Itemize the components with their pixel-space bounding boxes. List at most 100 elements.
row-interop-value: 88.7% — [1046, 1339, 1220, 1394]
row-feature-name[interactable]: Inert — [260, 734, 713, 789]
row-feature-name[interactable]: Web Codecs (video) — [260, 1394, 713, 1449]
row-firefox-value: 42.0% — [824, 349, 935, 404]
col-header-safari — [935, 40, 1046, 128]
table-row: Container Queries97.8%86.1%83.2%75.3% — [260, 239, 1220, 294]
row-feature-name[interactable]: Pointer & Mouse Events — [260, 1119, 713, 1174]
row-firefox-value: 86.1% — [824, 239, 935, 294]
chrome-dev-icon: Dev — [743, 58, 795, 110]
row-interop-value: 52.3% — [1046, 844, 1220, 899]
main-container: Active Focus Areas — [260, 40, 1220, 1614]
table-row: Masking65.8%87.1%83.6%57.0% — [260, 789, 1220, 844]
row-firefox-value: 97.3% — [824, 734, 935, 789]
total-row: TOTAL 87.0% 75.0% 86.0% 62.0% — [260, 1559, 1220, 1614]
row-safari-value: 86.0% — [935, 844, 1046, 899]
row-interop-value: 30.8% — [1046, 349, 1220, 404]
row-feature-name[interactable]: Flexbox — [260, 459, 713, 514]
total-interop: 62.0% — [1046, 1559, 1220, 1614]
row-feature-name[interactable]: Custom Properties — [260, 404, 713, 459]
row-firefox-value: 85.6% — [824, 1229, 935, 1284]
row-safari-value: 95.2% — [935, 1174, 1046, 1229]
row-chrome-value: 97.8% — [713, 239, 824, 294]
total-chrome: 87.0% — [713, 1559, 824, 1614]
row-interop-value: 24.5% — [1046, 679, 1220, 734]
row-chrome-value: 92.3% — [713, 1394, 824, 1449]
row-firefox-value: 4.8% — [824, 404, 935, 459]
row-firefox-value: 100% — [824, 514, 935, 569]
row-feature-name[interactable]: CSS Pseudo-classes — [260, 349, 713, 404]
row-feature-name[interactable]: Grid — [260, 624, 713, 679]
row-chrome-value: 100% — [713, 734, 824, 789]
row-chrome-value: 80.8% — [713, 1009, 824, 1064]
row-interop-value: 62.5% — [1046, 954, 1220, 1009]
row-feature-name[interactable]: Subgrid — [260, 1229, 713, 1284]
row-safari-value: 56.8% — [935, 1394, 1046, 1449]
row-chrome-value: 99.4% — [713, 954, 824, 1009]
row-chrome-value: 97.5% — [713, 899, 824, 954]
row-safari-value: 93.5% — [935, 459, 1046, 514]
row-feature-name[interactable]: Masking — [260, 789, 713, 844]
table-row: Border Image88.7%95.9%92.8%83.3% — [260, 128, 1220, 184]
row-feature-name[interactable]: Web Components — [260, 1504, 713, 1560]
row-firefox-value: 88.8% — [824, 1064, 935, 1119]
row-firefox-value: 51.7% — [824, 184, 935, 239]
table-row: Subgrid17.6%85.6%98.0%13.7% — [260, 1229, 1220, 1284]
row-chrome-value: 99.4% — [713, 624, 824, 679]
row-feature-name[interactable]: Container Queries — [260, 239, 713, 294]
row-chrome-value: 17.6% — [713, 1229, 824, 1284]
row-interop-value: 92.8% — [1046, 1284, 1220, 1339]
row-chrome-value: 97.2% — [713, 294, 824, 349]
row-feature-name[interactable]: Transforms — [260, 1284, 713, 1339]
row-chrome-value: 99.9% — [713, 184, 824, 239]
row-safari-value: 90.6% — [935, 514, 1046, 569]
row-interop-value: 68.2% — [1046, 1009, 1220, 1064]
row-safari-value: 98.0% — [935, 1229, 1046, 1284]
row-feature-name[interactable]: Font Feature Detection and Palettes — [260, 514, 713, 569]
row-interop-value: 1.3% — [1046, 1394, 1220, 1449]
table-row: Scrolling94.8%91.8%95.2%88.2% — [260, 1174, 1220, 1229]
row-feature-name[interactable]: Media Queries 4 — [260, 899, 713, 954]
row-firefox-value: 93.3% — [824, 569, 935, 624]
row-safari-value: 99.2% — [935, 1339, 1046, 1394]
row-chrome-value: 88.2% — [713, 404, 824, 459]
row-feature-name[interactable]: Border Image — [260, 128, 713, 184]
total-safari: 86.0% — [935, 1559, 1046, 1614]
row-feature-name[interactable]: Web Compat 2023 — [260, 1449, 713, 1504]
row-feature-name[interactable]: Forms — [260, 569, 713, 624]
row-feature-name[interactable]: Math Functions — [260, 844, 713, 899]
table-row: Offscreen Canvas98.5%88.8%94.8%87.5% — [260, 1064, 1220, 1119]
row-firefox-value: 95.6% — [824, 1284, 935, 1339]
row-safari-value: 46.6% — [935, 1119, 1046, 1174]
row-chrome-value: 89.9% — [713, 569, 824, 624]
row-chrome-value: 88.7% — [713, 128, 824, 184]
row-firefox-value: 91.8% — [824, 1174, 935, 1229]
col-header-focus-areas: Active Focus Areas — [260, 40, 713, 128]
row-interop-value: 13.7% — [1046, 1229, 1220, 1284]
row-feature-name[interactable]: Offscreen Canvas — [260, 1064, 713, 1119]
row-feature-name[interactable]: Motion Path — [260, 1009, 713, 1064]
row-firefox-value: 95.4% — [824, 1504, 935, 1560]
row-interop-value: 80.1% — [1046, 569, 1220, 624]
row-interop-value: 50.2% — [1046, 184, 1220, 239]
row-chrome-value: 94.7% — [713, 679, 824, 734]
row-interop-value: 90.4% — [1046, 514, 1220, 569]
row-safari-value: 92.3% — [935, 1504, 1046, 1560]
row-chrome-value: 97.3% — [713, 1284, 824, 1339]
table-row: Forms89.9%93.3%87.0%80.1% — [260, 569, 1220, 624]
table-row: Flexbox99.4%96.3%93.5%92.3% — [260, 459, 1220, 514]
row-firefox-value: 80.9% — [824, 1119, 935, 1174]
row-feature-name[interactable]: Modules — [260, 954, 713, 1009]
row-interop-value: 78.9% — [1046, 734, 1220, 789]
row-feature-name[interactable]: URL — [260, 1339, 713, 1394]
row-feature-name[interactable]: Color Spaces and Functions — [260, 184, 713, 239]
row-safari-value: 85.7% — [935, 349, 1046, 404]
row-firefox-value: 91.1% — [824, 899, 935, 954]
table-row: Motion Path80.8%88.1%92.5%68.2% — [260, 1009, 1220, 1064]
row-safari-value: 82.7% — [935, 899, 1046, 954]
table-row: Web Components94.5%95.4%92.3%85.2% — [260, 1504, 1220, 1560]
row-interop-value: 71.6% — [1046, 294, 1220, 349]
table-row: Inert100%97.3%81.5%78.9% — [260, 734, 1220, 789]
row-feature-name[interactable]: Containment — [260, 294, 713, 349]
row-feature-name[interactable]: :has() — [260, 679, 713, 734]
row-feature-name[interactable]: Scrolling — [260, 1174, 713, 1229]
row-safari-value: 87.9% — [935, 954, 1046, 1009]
• • •
• [Task to carry out]: Switch every "row-safari-value" in the data to "row-webkit-value" and write the lines out again, leaving everything else as it is.

• [Exercise result]:
Itemize the components with their pixel-space bounding boxes. List at most 100 elements.
row-interop-value: 88.7% — [1046, 1339, 1220, 1394]
row-feature-name[interactable]: Inert — [260, 734, 713, 789]
row-feature-name[interactable]: Web Codecs (video) — [260, 1394, 713, 1449]
row-firefox-value: 42.0% — [824, 349, 935, 404]
col-header-safari — [935, 40, 1046, 128]
table-row: Container Queries97.8%86.1%83.2%75.3% — [260, 239, 1220, 294]
row-feature-name[interactable]: Pointer & Mouse Events — [260, 1119, 713, 1174]
row-firefox-value: 86.1% — [824, 239, 935, 294]
chrome-dev-icon: Dev — [743, 58, 795, 110]
row-interop-value: 52.3% — [1046, 844, 1220, 899]
main-container: Active Focus Areas — [260, 40, 1220, 1614]
table-row: Masking65.8%87.1%83.6%57.0% — [260, 789, 1220, 844]
row-firefox-value: 97.3% — [824, 734, 935, 789]
total-row: TOTAL 87.0% 75.0% 86.0% 62.0% — [260, 1559, 1220, 1614]
row-webkit-value: 86.0% — [935, 844, 1046, 899]
row-interop-value: 30.8% — [1046, 349, 1220, 404]
row-feature-name[interactable]: Flexbox — [260, 459, 713, 514]
total-interop: 62.0% — [1046, 1559, 1220, 1614]
row-feature-name[interactable]: Custom Properties — [260, 404, 713, 459]
row-firefox-value: 85.6% — [824, 1229, 935, 1284]
row-webkit-value: 95.2% — [935, 1174, 1046, 1229]
row-chrome-value: 97.8% — [713, 239, 824, 294]
total-chrome: 87.0% — [713, 1559, 824, 1614]
row-interop-value: 24.5% — [1046, 679, 1220, 734]
row-chrome-value: 92.3% — [713, 1394, 824, 1449]
row-firefox-value: 4.8% — [824, 404, 935, 459]
row-firefox-value: 100% — [824, 514, 935, 569]
row-feature-name[interactable]: CSS Pseudo-classes — [260, 349, 713, 404]
row-feature-name[interactable]: Grid — [260, 624, 713, 679]
row-chrome-value: 100% — [713, 734, 824, 789]
row-chrome-value: 80.8% — [713, 1009, 824, 1064]
row-interop-value: 62.5% — [1046, 954, 1220, 1009]
row-feature-name[interactable]: Subgrid — [260, 1229, 713, 1284]
row-webkit-value: 56.8% — [935, 1394, 1046, 1449]
row-chrome-value: 99.4% — [713, 954, 824, 1009]
row-chrome-value: 97.5% — [713, 899, 824, 954]
row-webkit-value: 93.5% — [935, 459, 1046, 514]
row-feature-name[interactable]: Masking — [260, 789, 713, 844]
table-row: Border Image88.7%95.9%92.8%83.3% — [260, 128, 1220, 184]
row-feature-name[interactable]: Web Components — [260, 1504, 713, 1560]
row-firefox-value: 88.8% — [824, 1064, 935, 1119]
row-firefox-value: 51.7% — [824, 184, 935, 239]
table-row: Subgrid17.6%85.6%98.0%13.7% — [260, 1229, 1220, 1284]
row-chrome-value: 99.4% — [713, 624, 824, 679]
row-feature-name[interactable]: Container Queries — [260, 239, 713, 294]
row-chrome-value: 17.6% — [713, 1229, 824, 1284]
row-interop-value: 92.8% — [1046, 1284, 1220, 1339]
row-chrome-value: 97.2% — [713, 294, 824, 349]
row-feature-name[interactable]: Transforms — [260, 1284, 713, 1339]
row-chrome-value: 99.9% — [713, 184, 824, 239]
row-webkit-value: 90.6% — [935, 514, 1046, 569]
row-interop-value: 68.2% — [1046, 1009, 1220, 1064]
row-webkit-value: 98.0% — [935, 1229, 1046, 1284]
row-feature-name[interactable]: Font Feature Detection and Palettes — [260, 514, 713, 569]
row-interop-value: 1.3% — [1046, 1394, 1220, 1449]
table-row: Scrolling94.8%91.8%95.2%88.2% — [260, 1174, 1220, 1229]
row-feature-name[interactable]: Media Queries 4 — [260, 899, 713, 954]
row-firefox-value: 93.3% — [824, 569, 935, 624]
row-webkit-value: 99.2% — [935, 1339, 1046, 1394]
row-chrome-value: 88.2% — [713, 404, 824, 459]
row-feature-name[interactable]: Border Image — [260, 128, 713, 184]
total-safari: 86.0% — [935, 1559, 1046, 1614]
row-feature-name[interactable]: Web Compat 2023 — [260, 1449, 713, 1504]
row-feature-name[interactable]: Forms — [260, 569, 713, 624]
row-feature-name[interactable]: Math Functions — [260, 844, 713, 899]
table-row: Offscreen Canvas98.5%88.8%94.8%87.5% — [260, 1064, 1220, 1119]
row-firefox-value: 95.6% — [824, 1284, 935, 1339]
row-webkit-value: 46.6% — [935, 1119, 1046, 1174]
row-chrome-value: 89.9% — [713, 569, 824, 624]
row-chrome-value: 88.7% — [713, 128, 824, 184]
row-firefox-value: 91.8% — [824, 1174, 935, 1229]
col-header-focus-areas: Active Focus Areas — [260, 40, 713, 128]
row-interop-value: 13.7% — [1046, 1229, 1220, 1284]
row-feature-name[interactable]: Offscreen Canvas — [260, 1064, 713, 1119]
row-feature-name[interactable]: Motion Path — [260, 1009, 713, 1064]
row-firefox-value: 95.4% — [824, 1504, 935, 1560]
row-interop-value: 80.1% — [1046, 569, 1220, 624]
row-interop-value: 50.2% — [1046, 184, 1220, 239]
row-chrome-value: 94.7% — [713, 679, 824, 734]
row-interop-value: 90.4% — [1046, 514, 1220, 569]
row-webkit-value: 92.3% — [935, 1504, 1046, 1560]
row-chrome-value: 97.3% — [713, 1284, 824, 1339]
table-row: Forms89.9%93.3%87.0%80.1% — [260, 569, 1220, 624]
table-row: Flexbox99.4%96.3%93.5%92.3% — [260, 459, 1220, 514]
row-firefox-value: 80.9% — [824, 1119, 935, 1174]
row-feature-name[interactable]: Modules — [260, 954, 713, 1009]
row-interop-value: 78.9% — [1046, 734, 1220, 789]
row-feature-name[interactable]: URL — [260, 1339, 713, 1394]
row-feature-name[interactable]: Color Spaces and Functions — [260, 184, 713, 239]
row-webkit-value: 85.7% — [935, 349, 1046, 404]
row-firefox-value: 91.1% — [824, 899, 935, 954]
table-row: Motion Path80.8%88.1%92.5%68.2% — [260, 1009, 1220, 1064]
row-webkit-value: 82.7% — [935, 899, 1046, 954]
table-row: Web Components94.5%95.4%92.3%85.2% — [260, 1504, 1220, 1560]
row-interop-value: 71.6% — [1046, 294, 1220, 349]
table-row: Inert100%97.3%81.5%78.9% — [260, 734, 1220, 789]
row-feature-name[interactable]: Containment — [260, 294, 713, 349]
row-feature-name[interactable]: :has() — [260, 679, 713, 734]
row-feature-name[interactable]: Scrolling — [260, 1174, 713, 1229]
row-webkit-value: 87.9% — [935, 954, 1046, 1009]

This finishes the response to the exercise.